▶ [Instruction]: For each line below that includes the word "this", make a copy.

++++ Information provided ++++

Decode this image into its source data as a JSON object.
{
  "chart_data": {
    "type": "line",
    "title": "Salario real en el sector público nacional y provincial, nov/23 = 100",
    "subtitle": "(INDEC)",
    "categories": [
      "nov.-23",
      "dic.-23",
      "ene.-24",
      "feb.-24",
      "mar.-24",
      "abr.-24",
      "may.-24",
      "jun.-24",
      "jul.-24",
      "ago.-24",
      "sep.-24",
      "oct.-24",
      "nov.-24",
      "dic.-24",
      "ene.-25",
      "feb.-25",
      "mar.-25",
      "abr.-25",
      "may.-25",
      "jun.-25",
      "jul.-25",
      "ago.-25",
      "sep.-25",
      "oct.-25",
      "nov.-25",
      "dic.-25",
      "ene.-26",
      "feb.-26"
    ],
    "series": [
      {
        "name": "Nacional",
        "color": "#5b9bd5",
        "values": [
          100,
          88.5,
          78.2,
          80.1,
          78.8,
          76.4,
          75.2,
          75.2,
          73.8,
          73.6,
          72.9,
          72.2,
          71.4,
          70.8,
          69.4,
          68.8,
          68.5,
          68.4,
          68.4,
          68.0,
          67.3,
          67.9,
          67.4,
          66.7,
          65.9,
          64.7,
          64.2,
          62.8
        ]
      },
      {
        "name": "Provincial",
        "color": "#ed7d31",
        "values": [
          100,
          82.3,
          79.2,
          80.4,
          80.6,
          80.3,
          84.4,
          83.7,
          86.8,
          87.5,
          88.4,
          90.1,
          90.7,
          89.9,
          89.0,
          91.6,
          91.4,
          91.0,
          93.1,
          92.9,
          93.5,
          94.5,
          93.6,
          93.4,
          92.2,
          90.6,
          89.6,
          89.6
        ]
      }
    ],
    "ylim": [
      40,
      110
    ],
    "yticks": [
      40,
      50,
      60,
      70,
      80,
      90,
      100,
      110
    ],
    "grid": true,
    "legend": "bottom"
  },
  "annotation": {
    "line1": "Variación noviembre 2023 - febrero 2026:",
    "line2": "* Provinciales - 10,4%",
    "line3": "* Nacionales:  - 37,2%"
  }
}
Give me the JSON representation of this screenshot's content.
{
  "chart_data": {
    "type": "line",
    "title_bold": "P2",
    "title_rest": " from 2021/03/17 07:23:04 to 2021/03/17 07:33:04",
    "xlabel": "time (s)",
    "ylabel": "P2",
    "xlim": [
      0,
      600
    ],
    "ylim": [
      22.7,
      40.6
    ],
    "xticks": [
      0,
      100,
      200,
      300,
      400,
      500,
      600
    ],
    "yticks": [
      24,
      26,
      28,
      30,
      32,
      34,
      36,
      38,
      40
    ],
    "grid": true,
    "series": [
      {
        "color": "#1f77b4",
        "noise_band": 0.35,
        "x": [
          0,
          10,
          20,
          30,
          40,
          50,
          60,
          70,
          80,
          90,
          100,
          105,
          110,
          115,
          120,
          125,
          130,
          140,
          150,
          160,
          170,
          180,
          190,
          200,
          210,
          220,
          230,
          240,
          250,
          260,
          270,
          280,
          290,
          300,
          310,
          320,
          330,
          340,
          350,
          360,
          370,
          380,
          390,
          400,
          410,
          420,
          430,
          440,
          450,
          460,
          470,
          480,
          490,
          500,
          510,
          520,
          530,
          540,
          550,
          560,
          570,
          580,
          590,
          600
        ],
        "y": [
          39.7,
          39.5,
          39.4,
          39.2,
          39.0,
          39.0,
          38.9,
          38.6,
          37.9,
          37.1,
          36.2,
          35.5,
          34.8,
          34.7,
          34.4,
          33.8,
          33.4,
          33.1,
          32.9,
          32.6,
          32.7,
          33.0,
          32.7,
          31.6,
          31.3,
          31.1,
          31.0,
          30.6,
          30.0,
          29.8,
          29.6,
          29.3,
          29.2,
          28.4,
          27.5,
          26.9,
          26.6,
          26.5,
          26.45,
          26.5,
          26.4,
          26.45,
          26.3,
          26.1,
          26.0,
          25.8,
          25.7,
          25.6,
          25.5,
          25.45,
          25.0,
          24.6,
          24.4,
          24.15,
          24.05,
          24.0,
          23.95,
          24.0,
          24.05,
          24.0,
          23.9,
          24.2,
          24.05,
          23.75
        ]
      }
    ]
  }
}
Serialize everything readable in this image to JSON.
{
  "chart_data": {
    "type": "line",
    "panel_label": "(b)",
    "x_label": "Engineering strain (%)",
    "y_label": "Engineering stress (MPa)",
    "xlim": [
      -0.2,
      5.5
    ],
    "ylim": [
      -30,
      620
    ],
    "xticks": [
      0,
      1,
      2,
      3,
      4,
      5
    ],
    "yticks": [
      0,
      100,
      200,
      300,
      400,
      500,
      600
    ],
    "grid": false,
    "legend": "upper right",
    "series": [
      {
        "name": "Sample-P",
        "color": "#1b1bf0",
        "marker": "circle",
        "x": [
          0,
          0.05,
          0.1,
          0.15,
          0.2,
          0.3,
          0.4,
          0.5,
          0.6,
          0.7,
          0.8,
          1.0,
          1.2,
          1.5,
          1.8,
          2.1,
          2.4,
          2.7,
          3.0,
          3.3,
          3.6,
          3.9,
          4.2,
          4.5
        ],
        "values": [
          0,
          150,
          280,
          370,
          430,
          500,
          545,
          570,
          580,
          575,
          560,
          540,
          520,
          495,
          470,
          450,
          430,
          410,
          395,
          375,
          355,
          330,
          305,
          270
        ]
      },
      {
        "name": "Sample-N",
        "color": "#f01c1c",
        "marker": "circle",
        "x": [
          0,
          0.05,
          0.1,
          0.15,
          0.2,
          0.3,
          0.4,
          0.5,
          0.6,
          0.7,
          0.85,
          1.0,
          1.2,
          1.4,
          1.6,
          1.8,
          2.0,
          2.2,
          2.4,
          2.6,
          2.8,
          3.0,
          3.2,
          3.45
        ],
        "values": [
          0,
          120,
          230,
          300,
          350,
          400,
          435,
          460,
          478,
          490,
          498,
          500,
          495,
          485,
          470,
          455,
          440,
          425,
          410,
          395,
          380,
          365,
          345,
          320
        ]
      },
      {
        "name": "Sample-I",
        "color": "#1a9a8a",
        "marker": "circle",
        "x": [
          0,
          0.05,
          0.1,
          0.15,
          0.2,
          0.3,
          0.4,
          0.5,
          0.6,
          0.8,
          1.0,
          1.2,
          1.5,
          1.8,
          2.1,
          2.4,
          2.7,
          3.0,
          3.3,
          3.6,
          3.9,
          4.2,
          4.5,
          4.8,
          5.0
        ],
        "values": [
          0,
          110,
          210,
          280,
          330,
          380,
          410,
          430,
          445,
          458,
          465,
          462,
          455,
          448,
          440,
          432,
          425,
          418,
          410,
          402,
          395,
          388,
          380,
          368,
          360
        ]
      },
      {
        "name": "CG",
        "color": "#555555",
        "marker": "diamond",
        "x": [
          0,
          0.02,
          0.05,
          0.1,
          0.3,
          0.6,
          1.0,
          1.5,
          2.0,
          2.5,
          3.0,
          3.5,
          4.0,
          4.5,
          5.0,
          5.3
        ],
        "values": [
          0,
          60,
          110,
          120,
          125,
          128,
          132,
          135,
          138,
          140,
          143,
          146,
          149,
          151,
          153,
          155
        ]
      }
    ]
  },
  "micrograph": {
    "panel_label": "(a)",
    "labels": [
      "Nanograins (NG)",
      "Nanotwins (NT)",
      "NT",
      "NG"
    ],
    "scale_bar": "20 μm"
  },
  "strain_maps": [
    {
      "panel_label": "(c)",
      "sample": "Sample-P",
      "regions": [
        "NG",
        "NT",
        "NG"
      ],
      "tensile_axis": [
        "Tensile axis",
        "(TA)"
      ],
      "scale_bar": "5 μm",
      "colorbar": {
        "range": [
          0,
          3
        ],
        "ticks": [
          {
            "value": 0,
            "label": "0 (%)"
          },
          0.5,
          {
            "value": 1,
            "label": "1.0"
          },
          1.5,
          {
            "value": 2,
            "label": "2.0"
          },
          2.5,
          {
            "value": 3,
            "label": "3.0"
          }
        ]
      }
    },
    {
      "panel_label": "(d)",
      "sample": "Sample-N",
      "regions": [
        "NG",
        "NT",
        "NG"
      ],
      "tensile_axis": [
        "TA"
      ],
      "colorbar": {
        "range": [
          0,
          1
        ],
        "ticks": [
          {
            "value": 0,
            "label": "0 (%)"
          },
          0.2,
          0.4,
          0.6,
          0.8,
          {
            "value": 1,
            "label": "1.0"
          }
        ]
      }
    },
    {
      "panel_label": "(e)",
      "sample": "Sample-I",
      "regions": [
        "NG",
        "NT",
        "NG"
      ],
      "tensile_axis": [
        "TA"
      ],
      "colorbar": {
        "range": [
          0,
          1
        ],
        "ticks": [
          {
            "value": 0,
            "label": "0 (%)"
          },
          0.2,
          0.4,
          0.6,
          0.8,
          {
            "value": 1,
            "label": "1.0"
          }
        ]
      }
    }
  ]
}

++++

▶ [The reply]:
Decode this image into its source data as a JSON object.
Give me the JSON representation of this screenshot's content.
Serialize everything readable in this image to JSON.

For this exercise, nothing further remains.